Directions ▸ Write out the whole listing again, exactly.

Data for this exercise ▸
------------------------

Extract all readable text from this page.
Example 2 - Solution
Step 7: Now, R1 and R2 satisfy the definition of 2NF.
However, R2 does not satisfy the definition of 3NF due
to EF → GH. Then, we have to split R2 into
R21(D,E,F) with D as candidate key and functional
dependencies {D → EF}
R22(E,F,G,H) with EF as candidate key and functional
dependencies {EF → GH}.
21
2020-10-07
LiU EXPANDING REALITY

------------------------

Exercise output ▸
Extract all readable text from this page.
Example 2 - Solution
Step 7: Now, R1 and R2 satisfy the definition of 2NF.
However, R2 does not satisfy the definition of 3NF due
to EF → GH. Then, we have to split R2 into
R21(D,E,F) with D as candidate key and functional
dependencies {D → EF}
R22(E,F,G,H) with EF as candidate key and functional
dependencies {EF → GH}.
21
2020-10-07
LiU EXPANDING REALITY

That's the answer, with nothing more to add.